WHAT TO DO. Find every line below that contains the word "dotted" and copy it out.

RECORD SET.
┄┄┄┄┄┄┄┄┄┄

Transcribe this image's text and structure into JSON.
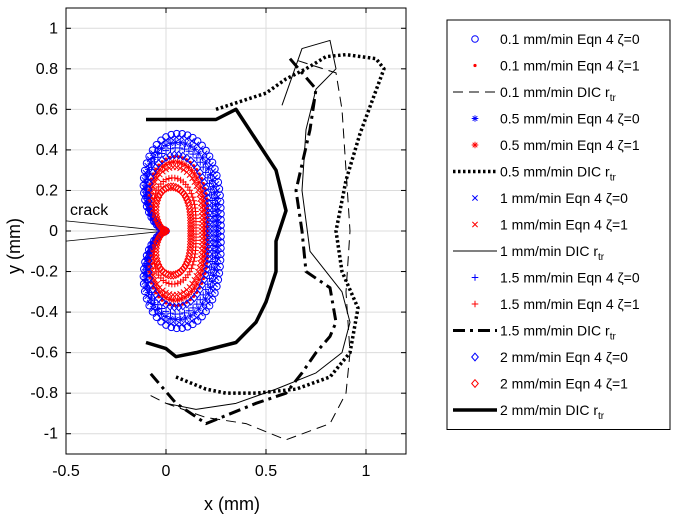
{
  "chart_data": {
    "type": "scatter",
    "title": "",
    "xlabel": "x (mm)",
    "ylabel": "y (mm)",
    "xlim": [
      -0.5,
      1.2
    ],
    "ylim": [
      -1.1,
      1.1
    ],
    "grid": true,
    "legend_position": "outside-right",
    "xticks": [
      -0.5,
      0,
      0.5,
      1
    ],
    "xtick_labels": [
      "-0.5",
      "0",
      "0.5",
      "1"
    ],
    "yticks": [
      1,
      0.8,
      0.6,
      0.4,
      0.2,
      0,
      -0.2,
      -0.4,
      -0.6,
      -0.8,
      -1
    ],
    "ytick_labels": [
      "1",
      "0.8",
      "0.6",
      "0.4",
      "0.2",
      "0",
      "-0.2",
      "-0.4",
      "-0.6",
      "-0.8",
      "-1"
    ],
    "annotations": [
      {
        "text": "crack",
        "x": -0.47,
        "y": 0.08
      }
    ],
    "crack_lines": [
      [
        [
          -0.5,
          0.05
        ],
        [
          0,
          0
        ]
      ],
      [
        [
          -0.5,
          -0.05
        ],
        [
          0,
          0
        ]
      ]
    ],
    "eqn_series": [
      {
        "rate": "0.1 mm/min",
        "zeta": 0,
        "color": "#0000ff",
        "marker": "circle",
        "a": 0.54,
        "w": 0.4,
        "rmax": 1.1
      },
      {
        "rate": "0.1 mm/min",
        "zeta": 1,
        "color": "#ff0000",
        "marker": "dot",
        "a": 0.54,
        "w": 0.4,
        "rmax": 0.84
      },
      {
        "rate": "0.5 mm/min",
        "zeta": 0,
        "color": "#0000ff",
        "marker": "asterisk",
        "a": 0.54,
        "w": 0.4,
        "rmax": 1.0
      },
      {
        "rate": "0.5 mm/min",
        "zeta": 1,
        "color": "#ff0000",
        "marker": "asterisk",
        "a": 0.54,
        "w": 0.4,
        "rmax": 0.78
      },
      {
        "rate": "1 mm/min",
        "zeta": 0,
        "color": "#0000ff",
        "marker": "x",
        "a": 0.54,
        "w": 0.4,
        "rmax": 1.06
      },
      {
        "rate": "1 mm/min",
        "zeta": 1,
        "color": "#ff0000",
        "marker": "x",
        "a": 0.54,
        "w": 0.4,
        "rmax": 0.72
      },
      {
        "rate": "1.5 mm/min",
        "zeta": 0,
        "color": "#0000ff",
        "marker": "plus",
        "a": 0.54,
        "w": 0.4,
        "rmax": 0.94
      },
      {
        "rate": "1.5 mm/min",
        "zeta": 1,
        "color": "#ff0000",
        "marker": "plus",
        "a": 0.54,
        "w": 0.4,
        "rmax": 0.6
      },
      {
        "rate": "2 mm/min",
        "zeta": 0,
        "color": "#0000ff",
        "marker": "diamond",
        "a": 0.54,
        "w": 0.4,
        "rmax": 0.86
      },
      {
        "rate": "2 mm/min",
        "zeta": 1,
        "color": "#ff0000",
        "marker": "diamond",
        "a": 0.54,
        "w": 0.4,
        "rmax": 0.5
      }
    ],
    "dic_series": [
      {
        "rate": "0.1 mm/min",
        "style": "dashed-thin",
        "points": [
          [
            0.66,
            0.84
          ],
          [
            0.85,
            0.78
          ],
          [
            0.88,
            0.6
          ],
          [
            0.9,
            0.3
          ],
          [
            0.92,
            0.0
          ],
          [
            0.9,
            -0.3
          ],
          [
            0.92,
            -0.6
          ],
          [
            0.9,
            -0.8
          ],
          [
            0.82,
            -0.95
          ],
          [
            0.6,
            -1.03
          ],
          [
            0.4,
            -0.95
          ],
          [
            0.2,
            -0.92
          ],
          [
            0.0,
            -0.85
          ],
          [
            -0.1,
            -0.8
          ]
        ]
      },
      {
        "rate": "0.5 mm/min",
        "style": "dotted-thick",
        "points": [
          [
            0.25,
            0.6
          ],
          [
            0.5,
            0.68
          ],
          [
            0.6,
            0.75
          ],
          [
            0.7,
            0.8
          ],
          [
            0.8,
            0.86
          ],
          [
            0.9,
            0.87
          ],
          [
            1.05,
            0.85
          ],
          [
            1.09,
            0.8
          ],
          [
            0.97,
            0.48
          ],
          [
            0.9,
            0.25
          ],
          [
            0.85,
            0.0
          ],
          [
            0.88,
            -0.2
          ],
          [
            0.96,
            -0.38
          ],
          [
            0.92,
            -0.6
          ],
          [
            0.82,
            -0.72
          ],
          [
            0.65,
            -0.78
          ],
          [
            0.45,
            -0.8
          ],
          [
            0.3,
            -0.8
          ],
          [
            0.2,
            -0.78
          ],
          [
            0.05,
            -0.72
          ]
        ]
      },
      {
        "rate": "1 mm/min",
        "style": "solid-thin",
        "points": [
          [
            0.58,
            0.62
          ],
          [
            0.68,
            0.9
          ],
          [
            0.82,
            0.94
          ],
          [
            0.85,
            0.8
          ],
          [
            0.75,
            0.7
          ],
          [
            0.7,
            0.5
          ],
          [
            0.68,
            0.2
          ],
          [
            0.72,
            -0.1
          ],
          [
            0.88,
            -0.3
          ],
          [
            0.92,
            -0.45
          ],
          [
            0.88,
            -0.6
          ],
          [
            0.75,
            -0.7
          ],
          [
            0.55,
            -0.78
          ],
          [
            0.35,
            -0.85
          ],
          [
            0.15,
            -0.88
          ],
          [
            0.0,
            -0.85
          ]
        ]
      },
      {
        "rate": "1.5 mm/min",
        "style": "dashdot-thick",
        "points": [
          [
            0.62,
            0.85
          ],
          [
            0.75,
            0.7
          ],
          [
            0.72,
            0.5
          ],
          [
            0.65,
            0.2
          ],
          [
            0.68,
            0.0
          ],
          [
            0.7,
            -0.2
          ],
          [
            0.82,
            -0.28
          ],
          [
            0.85,
            -0.45
          ],
          [
            0.82,
            -0.52
          ],
          [
            0.75,
            -0.6
          ],
          [
            0.68,
            -0.7
          ],
          [
            0.6,
            -0.8
          ],
          [
            0.45,
            -0.85
          ],
          [
            0.2,
            -0.95
          ],
          [
            0.05,
            -0.85
          ],
          [
            -0.08,
            -0.7
          ]
        ]
      },
      {
        "rate": "2 mm/min",
        "style": "solid-thick",
        "points": [
          [
            -0.1,
            0.55
          ],
          [
            0.05,
            0.55
          ],
          [
            0.25,
            0.55
          ],
          [
            0.35,
            0.6
          ],
          [
            0.45,
            0.45
          ],
          [
            0.55,
            0.3
          ],
          [
            0.6,
            0.1
          ],
          [
            0.55,
            -0.05
          ],
          [
            0.55,
            -0.2
          ],
          [
            0.5,
            -0.35
          ],
          [
            0.45,
            -0.45
          ],
          [
            0.35,
            -0.55
          ],
          [
            0.15,
            -0.6
          ],
          [
            0.05,
            -0.62
          ],
          [
            0.0,
            -0.58
          ],
          [
            -0.1,
            -0.55
          ]
        ]
      }
    ],
    "legend_entries": [
      {
        "label": "0.1 mm/min Eqn 4 ζ=0",
        "kind": "marker",
        "marker": "circle",
        "color": "#0000ff"
      },
      {
        "label": "0.1 mm/min Eqn 4 ζ=1",
        "kind": "marker",
        "marker": "dot",
        "color": "#ff0000"
      },
      {
        "label": "0.1 mm/min DIC r",
        "sub": "tr",
        "kind": "line",
        "style": "dashed-thin"
      },
      {
        "label": "0.5 mm/min Eqn 4 ζ=0",
        "kind": "marker",
        "marker": "asterisk",
        "color": "#0000ff"
      },
      {
        "label": "0.5 mm/min Eqn 4 ζ=1",
        "kind": "marker",
        "marker": "asterisk",
        "color": "#ff0000"
      },
      {
        "label": "0.5 mm/min DIC r",
        "sub": "tr",
        "kind": "line",
        "style": "dotted-thick"
      },
      {
        "label": "1 mm/min Eqn 4 ζ=0",
        "kind": "marker",
        "marker": "x",
        "color": "#0000ff"
      },
      {
        "label": "1 mm/min Eqn 4 ζ=1",
        "kind": "marker",
        "marker": "x",
        "color": "#ff0000"
      },
      {
        "label": "1 mm/min DIC r",
        "sub": "tr",
        "kind": "line",
        "style": "solid-thin"
      },
      {
        "label": "1.5 mm/min Eqn 4 ζ=0",
        "kind": "marker",
        "marker": "plus",
        "color": "#0000ff"
      },
      {
        "label": "1.5 mm/min Eqn 4 ζ=1",
        "kind": "marker",
        "marker": "plus",
        "color": "#ff0000"
      },
      {
        "label": "1.5 mm/min DIC r",
        "sub": "tr",
        "kind": "line",
        "style": "dashdot-thick"
      },
      {
        "label": "2 mm/min Eqn 4 ζ=0",
        "kind": "marker",
        "marker": "diamond",
        "color": "#0000ff"
      },
      {
        "label": "2 mm/min Eqn 4 ζ=1",
        "kind": "marker",
        "marker": "diamond",
        "color": "#ff0000"
      },
      {
        "label": "2 mm/min DIC r",
        "sub": "tr",
        "kind": "line",
        "style": "solid-thick"
      }
    ]
  }
}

┄┄┄┄┄┄┄┄┄┄

EXERCISE RESPONSE.
        "style": "dotted-thick",
        "style": "dotted-thick"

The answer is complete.